Page and application data records
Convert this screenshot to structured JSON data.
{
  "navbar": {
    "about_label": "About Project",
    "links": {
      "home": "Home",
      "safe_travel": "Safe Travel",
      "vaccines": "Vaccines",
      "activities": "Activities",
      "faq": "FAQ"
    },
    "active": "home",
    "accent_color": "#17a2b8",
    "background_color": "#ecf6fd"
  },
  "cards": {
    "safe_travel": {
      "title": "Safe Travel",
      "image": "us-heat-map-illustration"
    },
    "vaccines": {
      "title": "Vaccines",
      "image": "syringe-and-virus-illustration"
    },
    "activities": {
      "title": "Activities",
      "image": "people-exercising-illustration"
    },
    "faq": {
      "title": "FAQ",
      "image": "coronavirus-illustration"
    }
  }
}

=== TASK TO CARRY OUT ===
Give the records back in full, word for word.

=== REPLY ===
Convert this screenshot to structured JSON data.
{
  "navbar": {
    "about_label": "About Project",
    "links": {
      "home": "Home",
      "safe_travel": "Safe Travel",
      "vaccines": "Vaccines",
      "activities": "Activities",
      "faq": "FAQ"
    },
    "active": "home",
    "accent_color": "#17a2b8",
    "background_color": "#ecf6fd"
  },
  "cards": {
    "safe_travel": {
      "title": "Safe Travel",
      "image": "us-heat-map-illustration"
    },
    "vaccines": {
      "title": "Vaccines",
      "image": "syringe-and-virus-illustration"
    },
    "activities": {
      "title": "Activities",
      "image": "people-exercising-illustration"
    },
    "faq": {
      "title": "FAQ",
      "image": "coronavirus-illustration"
    }
  }
}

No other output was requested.